Page:
ANNOUNCE: hdbi-1.0.0 and hdbi-postgresql-1.0.0

Hello, haskellers. This is the first release of HDBI (Haskell Database Independent interface). It is the fork of HDBC. HDBI has some improvements in design, it also has better testing and performance (mainly because of using Text instead of String anywhere). HDBI designed to be more flexible and correct database interface. You can find out more information in the documentation. http://hackage.haskell.org/package/hdbi http://hackage.haskell.org/package/hdbi-postgresql I am planning to implement MySql and Sqlite drivers as well https://github.com/s9gf4ult/hdbi https://github.com/s9gf4ult/hdbi-postgresql Issues and pull requests are welcome, as well as collaboration.

Source data:
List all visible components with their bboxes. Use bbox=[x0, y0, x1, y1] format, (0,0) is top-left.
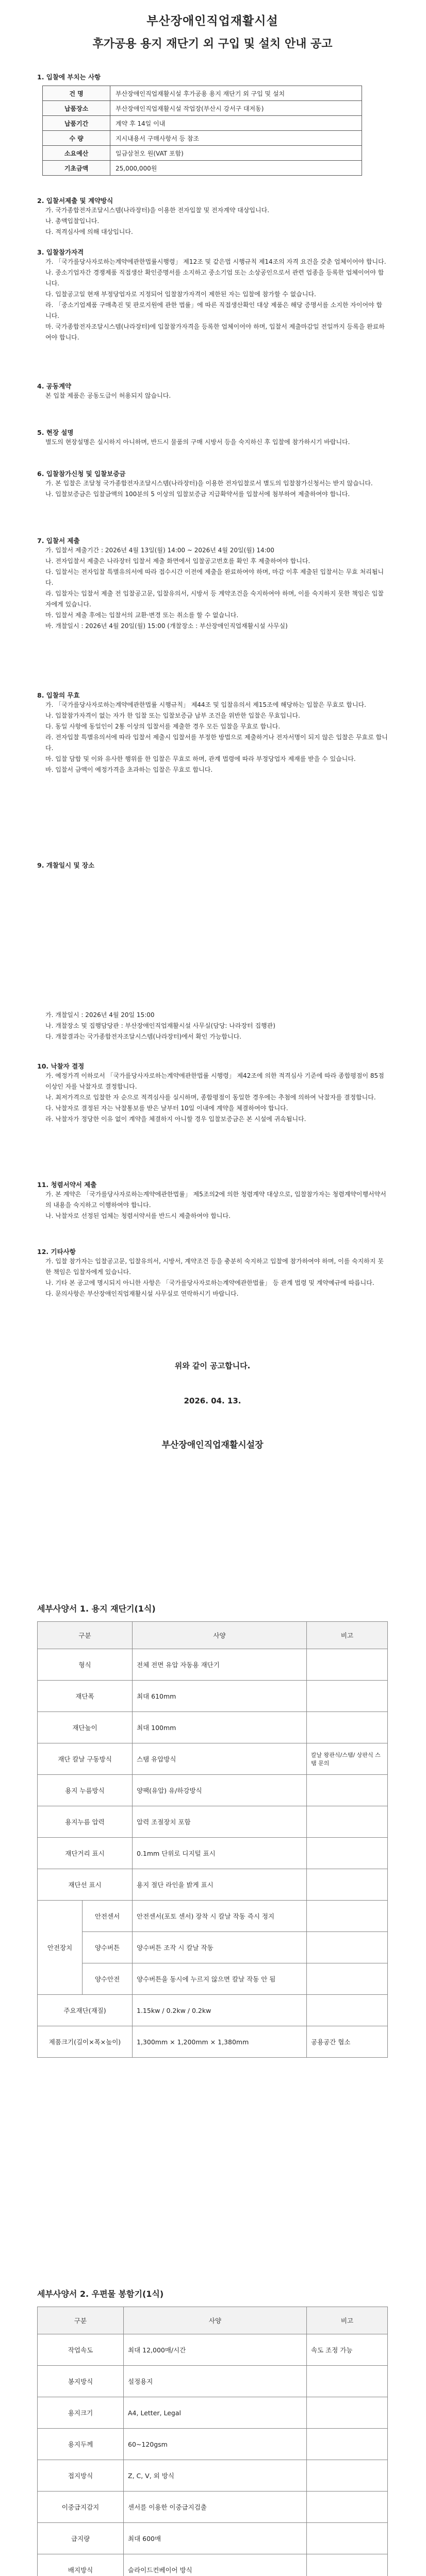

Complete the following:
[1] In the HDBI announcement, what change is named as the main reason for the better performance?
[2] Rewrite the paragraph of the HDBI announcement that begins "Hello, haskellers." as a brief bulleted list that keeps its main facts.
[3] Proceed with the HDBI announcement, picking up after its last sentence.

Task-by-task answers:
[1] Using Text instead of String throughout.

[2]
- First release of HDBI (Haskell Database Independent interface), a fork of HDBC.
- Offers design improvements, better testing and better performance, mainly from using Text instead of String.
- Intended to be a more flexible and correct database interface; further details are in the documentation.
- Hackage packages: http://hackage.haskell.org/package/hdbi and http://hackage.haskell.org/package/hdbi-postgresql
- MySql and Sqlite drivers are planned.
- Source repositories: https://github.com/s9gf4ult/hdbi and https://github.com/s9gf4ult/hdbi-postgresql
- Issues, pull requests and collaboration are welcome.

[3]
On 2013-07-31 05:45, Alexey Uimanov wrote:
Hello, haskellers. This is the first release of HDBI (Haskell Database Independent interface). It is the fork of HDBC. HDBI has some improvements in design, it also has better testing and performance (mainly because of using Text instead of String anywhere). HDBI designed to be more flexible and correct database interface.
You can find out more information in the documentation. http://hackage.haskell.org/package/hdbi http://hackage.haskell.org/package/hdbi-postgresql
I am planning to implement MySql and Sqlite drivers as well
https://github.com/s9gf4ult/hdbi https://github.com/s9gf4ult/hdbi-postgresql Issues and pull requests are welcome, as well as collaboration.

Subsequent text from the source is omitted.